Extracted records:

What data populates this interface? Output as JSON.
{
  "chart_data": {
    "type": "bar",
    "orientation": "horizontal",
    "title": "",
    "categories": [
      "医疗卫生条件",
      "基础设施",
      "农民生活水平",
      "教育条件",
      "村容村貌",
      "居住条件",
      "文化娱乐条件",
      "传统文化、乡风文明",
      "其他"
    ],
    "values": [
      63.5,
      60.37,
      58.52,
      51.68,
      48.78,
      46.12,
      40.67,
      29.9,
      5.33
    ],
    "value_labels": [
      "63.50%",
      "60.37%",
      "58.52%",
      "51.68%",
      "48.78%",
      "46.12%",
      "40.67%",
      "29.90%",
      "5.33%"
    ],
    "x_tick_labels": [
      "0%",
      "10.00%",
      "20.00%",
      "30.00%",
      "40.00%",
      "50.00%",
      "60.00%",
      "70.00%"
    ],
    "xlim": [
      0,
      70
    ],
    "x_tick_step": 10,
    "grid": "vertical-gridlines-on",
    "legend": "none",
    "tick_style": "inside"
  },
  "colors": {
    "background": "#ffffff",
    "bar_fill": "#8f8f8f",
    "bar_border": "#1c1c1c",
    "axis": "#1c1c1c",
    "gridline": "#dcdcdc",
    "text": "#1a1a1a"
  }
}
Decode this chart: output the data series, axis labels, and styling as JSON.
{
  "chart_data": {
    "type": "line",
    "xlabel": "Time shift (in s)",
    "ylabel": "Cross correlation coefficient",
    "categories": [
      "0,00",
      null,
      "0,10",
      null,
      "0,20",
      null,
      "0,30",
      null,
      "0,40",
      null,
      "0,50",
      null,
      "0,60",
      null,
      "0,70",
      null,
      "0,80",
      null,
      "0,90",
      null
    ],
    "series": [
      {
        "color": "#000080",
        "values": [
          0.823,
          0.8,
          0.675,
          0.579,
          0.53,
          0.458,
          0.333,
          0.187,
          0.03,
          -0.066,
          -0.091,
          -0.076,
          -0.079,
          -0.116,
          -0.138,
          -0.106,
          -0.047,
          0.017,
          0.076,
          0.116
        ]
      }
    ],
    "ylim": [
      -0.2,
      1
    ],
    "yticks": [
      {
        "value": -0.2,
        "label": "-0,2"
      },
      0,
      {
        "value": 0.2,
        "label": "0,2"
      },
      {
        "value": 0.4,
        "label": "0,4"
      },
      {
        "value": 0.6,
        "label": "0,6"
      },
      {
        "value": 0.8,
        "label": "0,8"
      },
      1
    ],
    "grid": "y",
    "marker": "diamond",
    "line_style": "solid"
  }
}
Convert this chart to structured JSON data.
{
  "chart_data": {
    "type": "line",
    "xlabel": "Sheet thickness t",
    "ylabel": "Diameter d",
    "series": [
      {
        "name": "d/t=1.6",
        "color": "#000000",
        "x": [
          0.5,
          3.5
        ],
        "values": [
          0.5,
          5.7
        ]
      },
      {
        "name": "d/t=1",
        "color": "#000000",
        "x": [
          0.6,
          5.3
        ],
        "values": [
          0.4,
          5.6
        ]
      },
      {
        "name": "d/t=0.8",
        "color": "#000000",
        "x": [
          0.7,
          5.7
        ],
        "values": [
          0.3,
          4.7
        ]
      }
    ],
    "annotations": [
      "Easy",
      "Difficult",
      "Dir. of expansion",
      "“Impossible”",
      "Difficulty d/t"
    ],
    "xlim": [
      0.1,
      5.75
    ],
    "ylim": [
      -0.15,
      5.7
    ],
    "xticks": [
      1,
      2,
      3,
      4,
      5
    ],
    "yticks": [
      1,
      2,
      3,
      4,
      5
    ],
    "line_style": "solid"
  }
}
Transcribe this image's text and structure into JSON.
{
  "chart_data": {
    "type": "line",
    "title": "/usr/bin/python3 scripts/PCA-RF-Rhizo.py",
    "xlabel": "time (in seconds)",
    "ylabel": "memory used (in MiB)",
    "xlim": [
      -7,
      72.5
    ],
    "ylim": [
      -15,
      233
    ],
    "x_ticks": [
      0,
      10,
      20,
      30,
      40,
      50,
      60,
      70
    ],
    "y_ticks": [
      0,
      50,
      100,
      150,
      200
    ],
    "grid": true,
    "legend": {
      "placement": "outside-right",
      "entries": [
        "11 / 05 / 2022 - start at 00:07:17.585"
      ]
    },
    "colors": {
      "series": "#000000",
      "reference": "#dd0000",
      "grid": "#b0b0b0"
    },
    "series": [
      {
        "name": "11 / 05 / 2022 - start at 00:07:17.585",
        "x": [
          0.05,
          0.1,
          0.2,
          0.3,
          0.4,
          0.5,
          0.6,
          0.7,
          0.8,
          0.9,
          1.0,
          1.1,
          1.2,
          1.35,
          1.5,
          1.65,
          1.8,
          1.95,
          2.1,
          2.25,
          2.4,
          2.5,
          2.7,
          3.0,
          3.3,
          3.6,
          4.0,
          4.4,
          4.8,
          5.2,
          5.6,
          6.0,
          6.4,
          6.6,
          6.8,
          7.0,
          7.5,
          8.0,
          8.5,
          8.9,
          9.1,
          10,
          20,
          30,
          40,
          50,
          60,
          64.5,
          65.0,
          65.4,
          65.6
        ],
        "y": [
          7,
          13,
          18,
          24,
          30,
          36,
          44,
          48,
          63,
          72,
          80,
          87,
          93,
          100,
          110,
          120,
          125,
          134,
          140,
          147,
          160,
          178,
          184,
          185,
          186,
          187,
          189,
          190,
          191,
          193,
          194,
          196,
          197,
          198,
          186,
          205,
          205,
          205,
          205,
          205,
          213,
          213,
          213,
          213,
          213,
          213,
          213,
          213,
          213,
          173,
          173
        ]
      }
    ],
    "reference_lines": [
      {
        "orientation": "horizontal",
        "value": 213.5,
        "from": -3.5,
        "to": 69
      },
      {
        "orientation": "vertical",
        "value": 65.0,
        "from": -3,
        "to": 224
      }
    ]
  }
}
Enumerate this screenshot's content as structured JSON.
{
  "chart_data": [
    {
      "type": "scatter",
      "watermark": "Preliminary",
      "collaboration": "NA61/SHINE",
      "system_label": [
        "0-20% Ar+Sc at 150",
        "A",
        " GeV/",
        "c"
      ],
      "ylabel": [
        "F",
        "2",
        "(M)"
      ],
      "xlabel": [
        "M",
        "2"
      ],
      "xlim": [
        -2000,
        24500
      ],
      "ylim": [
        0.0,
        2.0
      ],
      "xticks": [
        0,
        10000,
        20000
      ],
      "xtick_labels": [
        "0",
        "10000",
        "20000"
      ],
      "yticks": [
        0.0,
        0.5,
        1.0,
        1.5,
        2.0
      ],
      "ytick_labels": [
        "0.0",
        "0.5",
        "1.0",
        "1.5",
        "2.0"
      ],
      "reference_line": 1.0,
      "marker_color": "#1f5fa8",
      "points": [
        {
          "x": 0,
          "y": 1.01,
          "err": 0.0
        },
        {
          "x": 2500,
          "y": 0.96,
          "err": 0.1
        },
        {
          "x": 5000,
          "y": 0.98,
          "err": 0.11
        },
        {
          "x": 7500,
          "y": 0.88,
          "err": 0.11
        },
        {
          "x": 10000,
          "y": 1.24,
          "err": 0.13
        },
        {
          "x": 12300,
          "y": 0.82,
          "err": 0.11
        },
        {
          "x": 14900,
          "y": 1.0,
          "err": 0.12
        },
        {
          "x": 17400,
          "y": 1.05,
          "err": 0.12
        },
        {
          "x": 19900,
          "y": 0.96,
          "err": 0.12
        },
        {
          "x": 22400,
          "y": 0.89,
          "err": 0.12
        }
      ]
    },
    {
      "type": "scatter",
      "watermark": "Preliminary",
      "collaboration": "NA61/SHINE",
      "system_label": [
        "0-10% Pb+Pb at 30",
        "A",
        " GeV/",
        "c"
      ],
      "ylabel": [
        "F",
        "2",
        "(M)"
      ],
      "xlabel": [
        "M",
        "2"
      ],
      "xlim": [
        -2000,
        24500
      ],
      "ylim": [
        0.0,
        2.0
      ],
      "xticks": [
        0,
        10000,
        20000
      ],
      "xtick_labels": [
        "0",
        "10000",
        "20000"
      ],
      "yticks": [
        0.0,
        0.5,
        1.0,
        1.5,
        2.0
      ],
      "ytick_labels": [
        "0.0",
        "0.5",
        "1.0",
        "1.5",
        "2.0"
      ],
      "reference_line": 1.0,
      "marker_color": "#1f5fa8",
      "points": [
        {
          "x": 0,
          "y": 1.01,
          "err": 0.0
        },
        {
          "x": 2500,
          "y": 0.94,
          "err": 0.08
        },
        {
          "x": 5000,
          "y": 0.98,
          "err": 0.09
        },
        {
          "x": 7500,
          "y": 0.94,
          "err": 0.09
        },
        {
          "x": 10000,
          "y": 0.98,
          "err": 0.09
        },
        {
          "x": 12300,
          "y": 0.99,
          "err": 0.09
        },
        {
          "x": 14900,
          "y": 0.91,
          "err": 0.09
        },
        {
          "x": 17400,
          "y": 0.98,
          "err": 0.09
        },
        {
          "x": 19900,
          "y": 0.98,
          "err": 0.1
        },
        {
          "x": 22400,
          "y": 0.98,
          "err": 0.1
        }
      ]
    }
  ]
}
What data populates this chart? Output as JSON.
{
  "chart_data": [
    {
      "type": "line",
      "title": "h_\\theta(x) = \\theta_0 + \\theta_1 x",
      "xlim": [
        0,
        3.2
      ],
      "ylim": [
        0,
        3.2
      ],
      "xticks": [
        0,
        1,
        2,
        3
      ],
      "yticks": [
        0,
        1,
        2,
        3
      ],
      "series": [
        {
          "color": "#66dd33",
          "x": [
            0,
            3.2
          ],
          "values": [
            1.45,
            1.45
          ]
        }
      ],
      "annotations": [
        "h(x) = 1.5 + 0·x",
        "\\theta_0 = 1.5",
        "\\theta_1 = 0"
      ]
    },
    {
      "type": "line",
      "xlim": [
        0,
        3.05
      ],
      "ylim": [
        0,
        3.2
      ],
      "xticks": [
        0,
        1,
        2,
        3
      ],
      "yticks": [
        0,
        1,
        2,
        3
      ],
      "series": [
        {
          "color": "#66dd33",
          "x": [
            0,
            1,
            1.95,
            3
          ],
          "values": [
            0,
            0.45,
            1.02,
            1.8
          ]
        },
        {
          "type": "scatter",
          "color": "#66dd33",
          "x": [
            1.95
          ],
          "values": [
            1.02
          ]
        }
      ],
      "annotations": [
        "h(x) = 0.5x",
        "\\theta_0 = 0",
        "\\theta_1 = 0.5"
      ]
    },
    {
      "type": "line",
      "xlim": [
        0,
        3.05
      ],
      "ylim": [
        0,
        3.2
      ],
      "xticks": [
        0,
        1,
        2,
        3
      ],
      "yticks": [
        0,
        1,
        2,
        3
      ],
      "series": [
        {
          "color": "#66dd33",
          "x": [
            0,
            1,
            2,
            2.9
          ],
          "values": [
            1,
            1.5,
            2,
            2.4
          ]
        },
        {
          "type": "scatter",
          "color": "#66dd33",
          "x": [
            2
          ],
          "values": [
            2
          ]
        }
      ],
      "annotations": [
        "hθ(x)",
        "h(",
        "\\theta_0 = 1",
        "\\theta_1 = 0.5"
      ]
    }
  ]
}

Task directions:
Each line above that includes "populates" should be shown.

Written answer:
What data populates this interface? Output as JSON.
What data populates this chart? Output as JSON.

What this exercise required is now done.